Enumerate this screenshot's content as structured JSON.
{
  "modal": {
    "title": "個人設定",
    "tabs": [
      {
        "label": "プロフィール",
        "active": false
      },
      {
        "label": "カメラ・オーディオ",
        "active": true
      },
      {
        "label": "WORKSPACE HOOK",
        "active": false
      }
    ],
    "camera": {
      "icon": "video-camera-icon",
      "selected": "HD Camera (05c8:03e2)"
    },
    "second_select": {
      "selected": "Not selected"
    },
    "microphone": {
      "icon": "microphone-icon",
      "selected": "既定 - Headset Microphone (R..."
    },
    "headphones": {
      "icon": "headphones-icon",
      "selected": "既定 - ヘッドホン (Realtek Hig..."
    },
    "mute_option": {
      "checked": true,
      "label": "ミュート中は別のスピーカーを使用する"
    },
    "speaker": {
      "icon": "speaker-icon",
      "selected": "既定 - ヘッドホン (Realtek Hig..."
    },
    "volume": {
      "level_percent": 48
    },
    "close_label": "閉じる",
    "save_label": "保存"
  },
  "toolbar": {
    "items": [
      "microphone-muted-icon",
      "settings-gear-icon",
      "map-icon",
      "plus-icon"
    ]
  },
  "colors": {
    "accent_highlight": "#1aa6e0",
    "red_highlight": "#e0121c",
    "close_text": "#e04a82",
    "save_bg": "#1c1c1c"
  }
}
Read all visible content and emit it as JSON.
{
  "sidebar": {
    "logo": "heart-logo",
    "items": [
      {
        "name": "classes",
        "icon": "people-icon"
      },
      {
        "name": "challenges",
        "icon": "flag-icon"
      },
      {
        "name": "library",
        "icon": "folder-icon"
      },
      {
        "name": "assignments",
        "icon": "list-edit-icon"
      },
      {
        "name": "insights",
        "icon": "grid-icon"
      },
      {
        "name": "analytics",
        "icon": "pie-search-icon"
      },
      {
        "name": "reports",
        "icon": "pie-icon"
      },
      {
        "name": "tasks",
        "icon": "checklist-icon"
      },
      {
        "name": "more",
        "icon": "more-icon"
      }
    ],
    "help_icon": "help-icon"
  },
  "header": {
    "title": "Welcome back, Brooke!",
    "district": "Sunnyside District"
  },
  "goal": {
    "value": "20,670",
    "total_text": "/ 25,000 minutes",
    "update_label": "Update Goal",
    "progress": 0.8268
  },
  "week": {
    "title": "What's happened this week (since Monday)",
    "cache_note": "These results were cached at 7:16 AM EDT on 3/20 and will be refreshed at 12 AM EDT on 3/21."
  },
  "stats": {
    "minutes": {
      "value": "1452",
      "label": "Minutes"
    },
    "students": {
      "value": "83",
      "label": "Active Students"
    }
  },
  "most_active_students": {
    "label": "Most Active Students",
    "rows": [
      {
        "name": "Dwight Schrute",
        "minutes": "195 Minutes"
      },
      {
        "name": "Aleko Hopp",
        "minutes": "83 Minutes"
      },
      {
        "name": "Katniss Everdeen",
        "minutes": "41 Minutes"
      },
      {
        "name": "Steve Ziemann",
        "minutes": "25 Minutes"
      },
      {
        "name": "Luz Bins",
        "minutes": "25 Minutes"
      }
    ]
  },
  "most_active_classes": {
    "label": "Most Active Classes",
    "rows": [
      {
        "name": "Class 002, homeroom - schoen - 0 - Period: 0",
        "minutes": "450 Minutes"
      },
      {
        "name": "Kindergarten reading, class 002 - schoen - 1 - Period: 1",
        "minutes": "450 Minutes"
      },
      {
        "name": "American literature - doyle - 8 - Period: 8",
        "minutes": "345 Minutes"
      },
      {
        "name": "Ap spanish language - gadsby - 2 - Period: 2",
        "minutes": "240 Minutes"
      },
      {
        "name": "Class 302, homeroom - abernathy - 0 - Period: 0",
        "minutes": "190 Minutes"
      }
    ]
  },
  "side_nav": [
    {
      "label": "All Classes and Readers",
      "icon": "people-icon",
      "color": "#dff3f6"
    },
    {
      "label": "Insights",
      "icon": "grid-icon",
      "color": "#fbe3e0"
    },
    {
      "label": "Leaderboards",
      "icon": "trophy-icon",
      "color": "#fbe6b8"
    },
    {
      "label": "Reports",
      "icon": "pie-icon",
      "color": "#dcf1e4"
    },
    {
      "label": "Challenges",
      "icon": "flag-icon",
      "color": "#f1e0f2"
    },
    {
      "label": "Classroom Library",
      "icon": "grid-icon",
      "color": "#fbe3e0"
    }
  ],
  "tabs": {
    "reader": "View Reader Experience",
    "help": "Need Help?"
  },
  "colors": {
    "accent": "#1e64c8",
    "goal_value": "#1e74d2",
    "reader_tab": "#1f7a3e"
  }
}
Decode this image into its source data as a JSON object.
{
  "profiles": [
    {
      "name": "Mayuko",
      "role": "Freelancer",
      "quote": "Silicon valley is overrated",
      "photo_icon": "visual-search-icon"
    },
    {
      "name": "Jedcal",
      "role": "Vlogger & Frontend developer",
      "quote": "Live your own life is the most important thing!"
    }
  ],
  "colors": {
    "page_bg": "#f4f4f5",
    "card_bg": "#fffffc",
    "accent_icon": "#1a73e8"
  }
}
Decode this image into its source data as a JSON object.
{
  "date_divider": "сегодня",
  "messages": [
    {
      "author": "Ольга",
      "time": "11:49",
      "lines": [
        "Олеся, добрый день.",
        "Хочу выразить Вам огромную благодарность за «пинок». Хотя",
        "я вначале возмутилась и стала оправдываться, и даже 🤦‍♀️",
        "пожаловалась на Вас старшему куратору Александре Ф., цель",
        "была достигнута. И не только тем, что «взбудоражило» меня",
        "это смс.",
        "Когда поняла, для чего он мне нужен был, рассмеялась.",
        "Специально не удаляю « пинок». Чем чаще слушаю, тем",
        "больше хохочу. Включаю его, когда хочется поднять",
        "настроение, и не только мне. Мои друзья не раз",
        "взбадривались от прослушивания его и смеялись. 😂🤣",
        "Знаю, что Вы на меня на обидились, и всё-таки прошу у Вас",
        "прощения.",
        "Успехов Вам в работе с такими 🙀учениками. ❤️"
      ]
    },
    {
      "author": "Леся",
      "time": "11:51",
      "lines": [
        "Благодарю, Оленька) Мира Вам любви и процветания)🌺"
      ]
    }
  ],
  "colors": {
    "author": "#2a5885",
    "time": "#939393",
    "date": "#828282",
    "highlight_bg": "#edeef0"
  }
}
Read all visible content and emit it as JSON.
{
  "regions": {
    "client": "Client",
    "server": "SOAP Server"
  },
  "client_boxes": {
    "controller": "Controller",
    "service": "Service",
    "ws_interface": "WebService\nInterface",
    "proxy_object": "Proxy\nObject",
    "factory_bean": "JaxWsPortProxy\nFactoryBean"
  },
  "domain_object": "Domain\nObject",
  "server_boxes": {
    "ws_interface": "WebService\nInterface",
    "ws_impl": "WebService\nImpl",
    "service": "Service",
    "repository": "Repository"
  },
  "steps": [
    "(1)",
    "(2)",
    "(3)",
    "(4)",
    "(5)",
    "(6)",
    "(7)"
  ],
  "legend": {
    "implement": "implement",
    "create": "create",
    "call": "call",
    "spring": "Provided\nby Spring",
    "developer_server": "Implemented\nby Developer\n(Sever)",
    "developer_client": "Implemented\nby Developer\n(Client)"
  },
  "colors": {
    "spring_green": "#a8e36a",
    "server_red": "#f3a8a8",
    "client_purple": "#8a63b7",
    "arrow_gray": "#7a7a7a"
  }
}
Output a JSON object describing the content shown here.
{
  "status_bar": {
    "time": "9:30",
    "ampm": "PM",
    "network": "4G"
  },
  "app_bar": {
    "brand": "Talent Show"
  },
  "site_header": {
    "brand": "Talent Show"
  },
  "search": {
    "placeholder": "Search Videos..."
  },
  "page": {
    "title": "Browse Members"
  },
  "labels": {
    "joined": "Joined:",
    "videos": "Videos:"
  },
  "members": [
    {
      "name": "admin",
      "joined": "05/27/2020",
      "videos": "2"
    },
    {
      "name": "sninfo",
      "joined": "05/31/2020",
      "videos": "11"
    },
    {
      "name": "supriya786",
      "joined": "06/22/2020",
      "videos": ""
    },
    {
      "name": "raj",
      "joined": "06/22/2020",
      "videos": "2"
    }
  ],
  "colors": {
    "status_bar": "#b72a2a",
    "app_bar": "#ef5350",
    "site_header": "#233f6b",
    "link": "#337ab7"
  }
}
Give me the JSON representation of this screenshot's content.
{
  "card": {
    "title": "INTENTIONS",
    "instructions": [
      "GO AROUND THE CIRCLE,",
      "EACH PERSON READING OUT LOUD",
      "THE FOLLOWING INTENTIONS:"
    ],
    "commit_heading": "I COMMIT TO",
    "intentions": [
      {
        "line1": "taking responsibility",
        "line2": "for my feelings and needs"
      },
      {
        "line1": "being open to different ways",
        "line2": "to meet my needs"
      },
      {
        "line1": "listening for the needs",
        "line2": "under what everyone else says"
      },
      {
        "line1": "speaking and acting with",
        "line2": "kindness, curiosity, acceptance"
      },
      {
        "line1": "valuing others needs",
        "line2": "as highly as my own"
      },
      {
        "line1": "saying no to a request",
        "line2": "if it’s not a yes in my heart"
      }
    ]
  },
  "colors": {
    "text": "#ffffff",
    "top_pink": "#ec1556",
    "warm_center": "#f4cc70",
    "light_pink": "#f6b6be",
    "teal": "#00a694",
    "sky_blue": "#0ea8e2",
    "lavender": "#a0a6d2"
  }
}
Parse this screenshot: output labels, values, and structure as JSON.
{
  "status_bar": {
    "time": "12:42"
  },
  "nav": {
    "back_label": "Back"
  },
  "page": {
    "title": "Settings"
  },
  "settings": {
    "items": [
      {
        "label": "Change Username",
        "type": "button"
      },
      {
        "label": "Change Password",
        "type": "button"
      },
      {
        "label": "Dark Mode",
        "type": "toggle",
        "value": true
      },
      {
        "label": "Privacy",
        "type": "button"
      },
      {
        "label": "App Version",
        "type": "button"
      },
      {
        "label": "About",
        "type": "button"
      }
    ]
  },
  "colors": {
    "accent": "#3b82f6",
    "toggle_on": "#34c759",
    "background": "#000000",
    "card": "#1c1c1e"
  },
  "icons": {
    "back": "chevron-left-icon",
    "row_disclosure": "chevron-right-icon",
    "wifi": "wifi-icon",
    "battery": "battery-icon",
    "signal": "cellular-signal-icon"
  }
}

==================================================

__What to do__.
Determine the number of lines in the listing that contain the string "true". Write that number and nothing else.

__Right answer__.
3